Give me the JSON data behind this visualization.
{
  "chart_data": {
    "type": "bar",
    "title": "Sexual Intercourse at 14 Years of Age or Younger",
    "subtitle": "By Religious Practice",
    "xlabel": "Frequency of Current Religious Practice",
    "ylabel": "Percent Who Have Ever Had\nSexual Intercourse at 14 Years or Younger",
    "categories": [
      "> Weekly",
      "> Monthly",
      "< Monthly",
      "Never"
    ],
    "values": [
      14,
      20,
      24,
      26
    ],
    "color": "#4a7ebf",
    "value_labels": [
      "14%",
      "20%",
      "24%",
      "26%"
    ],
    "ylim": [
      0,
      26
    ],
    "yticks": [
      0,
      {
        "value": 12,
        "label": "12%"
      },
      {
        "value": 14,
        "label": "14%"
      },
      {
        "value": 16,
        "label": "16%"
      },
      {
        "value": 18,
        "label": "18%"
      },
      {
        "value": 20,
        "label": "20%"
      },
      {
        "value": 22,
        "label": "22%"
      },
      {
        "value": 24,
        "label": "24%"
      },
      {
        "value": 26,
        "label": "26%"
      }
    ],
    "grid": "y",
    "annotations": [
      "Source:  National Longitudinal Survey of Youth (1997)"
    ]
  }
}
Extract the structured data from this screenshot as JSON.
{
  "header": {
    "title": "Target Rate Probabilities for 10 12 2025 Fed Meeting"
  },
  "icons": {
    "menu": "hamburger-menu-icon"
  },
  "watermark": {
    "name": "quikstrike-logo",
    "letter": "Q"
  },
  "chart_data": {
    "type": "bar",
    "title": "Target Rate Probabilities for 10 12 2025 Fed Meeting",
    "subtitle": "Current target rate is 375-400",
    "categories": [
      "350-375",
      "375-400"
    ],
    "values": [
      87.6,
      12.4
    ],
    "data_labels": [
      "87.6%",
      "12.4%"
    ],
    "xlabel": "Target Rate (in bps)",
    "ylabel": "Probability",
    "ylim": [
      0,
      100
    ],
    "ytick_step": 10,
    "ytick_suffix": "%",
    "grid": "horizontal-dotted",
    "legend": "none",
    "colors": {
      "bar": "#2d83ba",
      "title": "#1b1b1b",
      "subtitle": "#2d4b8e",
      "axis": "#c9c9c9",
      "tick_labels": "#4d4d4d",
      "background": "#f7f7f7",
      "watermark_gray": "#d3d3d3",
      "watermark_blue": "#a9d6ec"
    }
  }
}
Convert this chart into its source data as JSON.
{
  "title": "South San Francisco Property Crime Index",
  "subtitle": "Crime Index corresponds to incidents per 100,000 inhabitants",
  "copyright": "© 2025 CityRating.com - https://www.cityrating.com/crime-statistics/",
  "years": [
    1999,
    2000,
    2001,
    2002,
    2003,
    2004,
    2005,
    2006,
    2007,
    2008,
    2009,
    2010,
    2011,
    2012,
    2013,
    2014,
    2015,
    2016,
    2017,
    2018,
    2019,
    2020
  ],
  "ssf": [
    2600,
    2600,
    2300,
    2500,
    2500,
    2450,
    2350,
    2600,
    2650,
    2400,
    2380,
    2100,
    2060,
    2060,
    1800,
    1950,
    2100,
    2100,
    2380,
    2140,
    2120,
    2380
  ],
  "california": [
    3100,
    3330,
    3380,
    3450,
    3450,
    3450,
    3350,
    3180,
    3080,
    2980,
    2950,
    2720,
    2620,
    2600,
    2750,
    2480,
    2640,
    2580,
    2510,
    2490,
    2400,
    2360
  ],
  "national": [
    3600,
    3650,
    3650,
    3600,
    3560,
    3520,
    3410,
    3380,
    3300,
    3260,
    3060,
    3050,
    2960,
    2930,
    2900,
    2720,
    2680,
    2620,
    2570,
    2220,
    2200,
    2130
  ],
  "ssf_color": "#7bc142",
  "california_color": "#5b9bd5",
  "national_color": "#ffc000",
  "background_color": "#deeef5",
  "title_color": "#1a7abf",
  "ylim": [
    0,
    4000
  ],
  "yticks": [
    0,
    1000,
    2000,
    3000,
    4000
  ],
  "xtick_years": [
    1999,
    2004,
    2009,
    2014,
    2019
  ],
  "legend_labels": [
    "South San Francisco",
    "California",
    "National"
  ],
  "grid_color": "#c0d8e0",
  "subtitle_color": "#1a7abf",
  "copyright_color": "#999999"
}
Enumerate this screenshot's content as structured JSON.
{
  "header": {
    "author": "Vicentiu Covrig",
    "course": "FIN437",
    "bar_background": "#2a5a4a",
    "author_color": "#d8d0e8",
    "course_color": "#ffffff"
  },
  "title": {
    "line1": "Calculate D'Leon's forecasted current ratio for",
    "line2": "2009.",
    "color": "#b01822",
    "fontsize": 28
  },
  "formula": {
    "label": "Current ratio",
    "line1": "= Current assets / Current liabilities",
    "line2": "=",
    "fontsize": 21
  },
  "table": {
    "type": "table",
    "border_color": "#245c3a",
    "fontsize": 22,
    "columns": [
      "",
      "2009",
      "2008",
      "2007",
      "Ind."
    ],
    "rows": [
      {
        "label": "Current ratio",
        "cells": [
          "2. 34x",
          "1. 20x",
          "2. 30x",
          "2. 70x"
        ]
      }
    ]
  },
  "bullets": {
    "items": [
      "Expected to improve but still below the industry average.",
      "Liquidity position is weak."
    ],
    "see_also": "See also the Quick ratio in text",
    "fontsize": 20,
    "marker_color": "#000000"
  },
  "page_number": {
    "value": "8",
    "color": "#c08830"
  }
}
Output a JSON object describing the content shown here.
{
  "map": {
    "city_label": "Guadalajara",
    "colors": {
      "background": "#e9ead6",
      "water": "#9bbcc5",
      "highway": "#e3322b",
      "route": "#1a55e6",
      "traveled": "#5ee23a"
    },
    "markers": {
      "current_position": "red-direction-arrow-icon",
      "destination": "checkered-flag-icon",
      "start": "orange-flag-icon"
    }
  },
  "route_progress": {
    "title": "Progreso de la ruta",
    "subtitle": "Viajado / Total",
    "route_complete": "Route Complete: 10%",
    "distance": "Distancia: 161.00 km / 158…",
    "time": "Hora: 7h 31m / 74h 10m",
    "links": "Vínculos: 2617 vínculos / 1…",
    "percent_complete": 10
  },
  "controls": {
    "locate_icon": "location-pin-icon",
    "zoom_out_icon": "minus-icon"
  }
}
==========
**Task brief:** Pull out all lines containing "fontsize".

**Output for this exercise:**
    "fontsize": 28
    "fontsize": 21
    "fontsize": 22,
    "fontsize": 20,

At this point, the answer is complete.